◆ REQUIRED ACTION
The answer must be a single number: the count of lines in these records that hold "Atacama".

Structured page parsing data
:::::
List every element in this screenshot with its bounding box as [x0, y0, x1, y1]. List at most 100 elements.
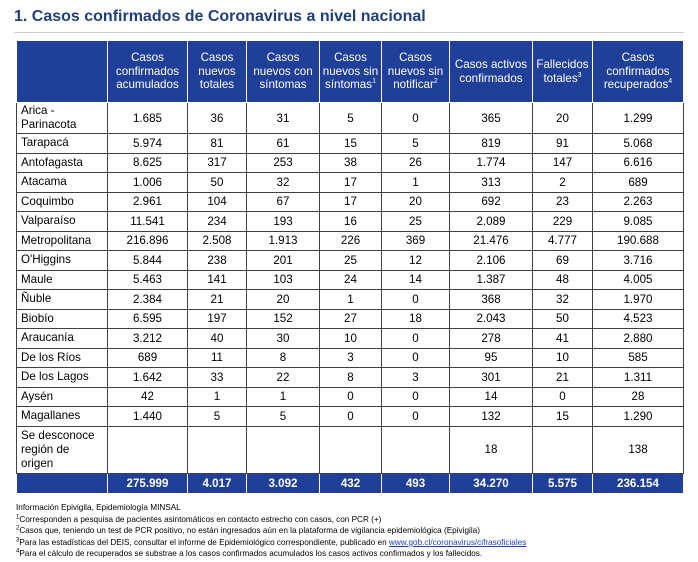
cell-value: 4.777 [532, 230, 593, 251]
table-row: Atacama 1.006 50 32 17 1 313 2 689 [16, 172, 684, 193]
footnote-1: 1Corresponden a pesquisa de pacientes as… [16, 514, 686, 526]
region-name: Valparaíso [16, 211, 108, 232]
cell-value: 689 [107, 347, 188, 368]
cell-value: 42 [107, 386, 188, 407]
cell-value: 8 [246, 347, 320, 368]
cell-value: 2.880 [592, 328, 684, 349]
footnote-marker: 2 [433, 78, 438, 86]
cell-value: 1.290 [592, 406, 684, 427]
cell-value [107, 425, 188, 474]
column-header-label: Fallecidos totales [536, 58, 589, 85]
cell-value: 278 [449, 328, 533, 349]
footnote-2-text: Casos que, teniendo un test de PCR posit… [19, 526, 480, 536]
cell-value: 197 [187, 308, 247, 329]
cell-value: 5.844 [107, 250, 188, 271]
cell-value: 3 [381, 367, 450, 388]
cell-value: 0 [532, 386, 593, 407]
footnote-4-text: Para el cálculo de recuperados se substr… [19, 549, 483, 559]
region-name: De los Ríos [16, 347, 108, 368]
cell-value: 819 [449, 133, 533, 154]
cell-value: 25 [319, 250, 382, 271]
cell-value: 2.263 [592, 191, 684, 212]
column-header: Casos nuevos sin síntomas1 [319, 40, 382, 103]
cell-value: 5 [246, 406, 320, 427]
footnote-marker: 4 [668, 78, 673, 86]
cell-value: 317 [187, 152, 247, 173]
cell-value: 41 [532, 328, 593, 349]
cell-value: 216.896 [107, 230, 188, 251]
cell-value: 91 [532, 133, 593, 154]
cell-value: 20 [246, 289, 320, 310]
cell-value: 11 [187, 347, 247, 368]
region-name: Antofagasta [16, 152, 108, 173]
column-header: Casos confirmados acumulados [107, 40, 188, 103]
region-name: O'Higgins [16, 250, 108, 271]
cell-value: 132 [449, 406, 533, 427]
cell-value: 1.970 [592, 289, 684, 310]
cell-value: 25 [381, 211, 450, 232]
total-value: 4.017 [187, 472, 247, 494]
cell-value: 50 [532, 308, 593, 329]
cell-value: 32 [246, 172, 320, 193]
column-header-label: Casos confirmados recuperados [603, 51, 670, 92]
cell-value: 28 [592, 386, 684, 407]
table-row: Magallanes 1.440 5 5 0 0 132 15 1.290 [16, 406, 684, 427]
column-header: Fallecidos totales3 [532, 40, 593, 103]
cifras-oficiales-link[interactable]: www.gob.cl/coronavirus/cifrasoficiales [388, 537, 527, 547]
total-value: 493 [381, 472, 450, 494]
region-name: Tarapacá [16, 133, 108, 154]
table-row: O'Higgins 5.844 238 201 25 12 2.106 69 3.716 [16, 250, 684, 271]
region-name: Maule [16, 269, 108, 290]
cell-value: 33 [187, 367, 247, 388]
cell-value: 22 [246, 367, 320, 388]
cell-value: 0 [381, 289, 450, 310]
cell-value: 313 [449, 172, 533, 193]
cell-value: 6.616 [592, 152, 684, 173]
cell-value: 10 [532, 347, 593, 368]
totals-row: 275.999 4.017 3.092 432 493 34.270 5.575 236.15… [16, 472, 684, 494]
cell-value [319, 425, 382, 474]
cell-value: 8 [319, 367, 382, 388]
header-row: Casos confirmados acumulados Casos nuevos… [16, 40, 684, 103]
cell-value: 1.774 [449, 152, 533, 173]
region-name: Aysén [16, 386, 108, 407]
cell-value: 23 [532, 191, 593, 212]
cell-value: 0 [381, 328, 450, 349]
cell-value: 21.476 [449, 230, 533, 251]
cell-value: 3 [319, 347, 382, 368]
cell-value: 5.068 [592, 133, 684, 154]
region-name: Biobío [16, 308, 108, 329]
cell-value: 12 [381, 250, 450, 271]
cell-value: 253 [246, 152, 320, 173]
table-row: De los Ríos 689 11 8 3 0 95 10 585 [16, 347, 684, 368]
region-name: Se desconoce región de origen [16, 425, 108, 474]
cell-value [187, 425, 247, 474]
footnote-2-marker: 2 [16, 525, 20, 532]
cell-value: 104 [187, 191, 247, 212]
cell-value: 368 [449, 289, 533, 310]
cell-value: 8.625 [107, 152, 188, 173]
cell-value: 1.685 [107, 102, 188, 134]
cell-value [532, 425, 593, 474]
table-row: Valparaíso 11.541 234 193 16 25 2.089 229 9.085 [16, 211, 684, 232]
footnote-marker: 1 [372, 78, 376, 86]
cell-value: 17 [319, 191, 382, 212]
total-value: 3.092 [246, 472, 320, 494]
cell-value: 5.974 [107, 133, 188, 154]
cell-value: 141 [187, 269, 247, 290]
region-name: Atacama [16, 172, 108, 193]
table-row: De los Lagos 1.642 33 22 8 3 301 21 1.311 [16, 367, 684, 388]
column-header-label: Casos nuevos sin síntomas [322, 51, 379, 92]
cell-value: 3.716 [592, 250, 684, 271]
cell-value: 0 [319, 386, 382, 407]
cell-value: 69 [532, 250, 593, 271]
footnote-1-text: Corresponden a pesquisa de pacientes asi… [19, 514, 382, 524]
cell-value: 0 [381, 386, 450, 407]
cell-value: 61 [246, 133, 320, 154]
cell-value [381, 425, 450, 474]
table-row: Metropolitana 216.896 2.508 1.913 226 369 21.4… [16, 230, 684, 251]
cell-value: 31 [246, 102, 320, 134]
cell-value: 67 [246, 191, 320, 212]
footnote-source: Información Epivigila, Epidemiología MIN… [16, 503, 181, 512]
cell-value: 1.913 [246, 230, 320, 251]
:::::
◆ TASK RESPONSE
2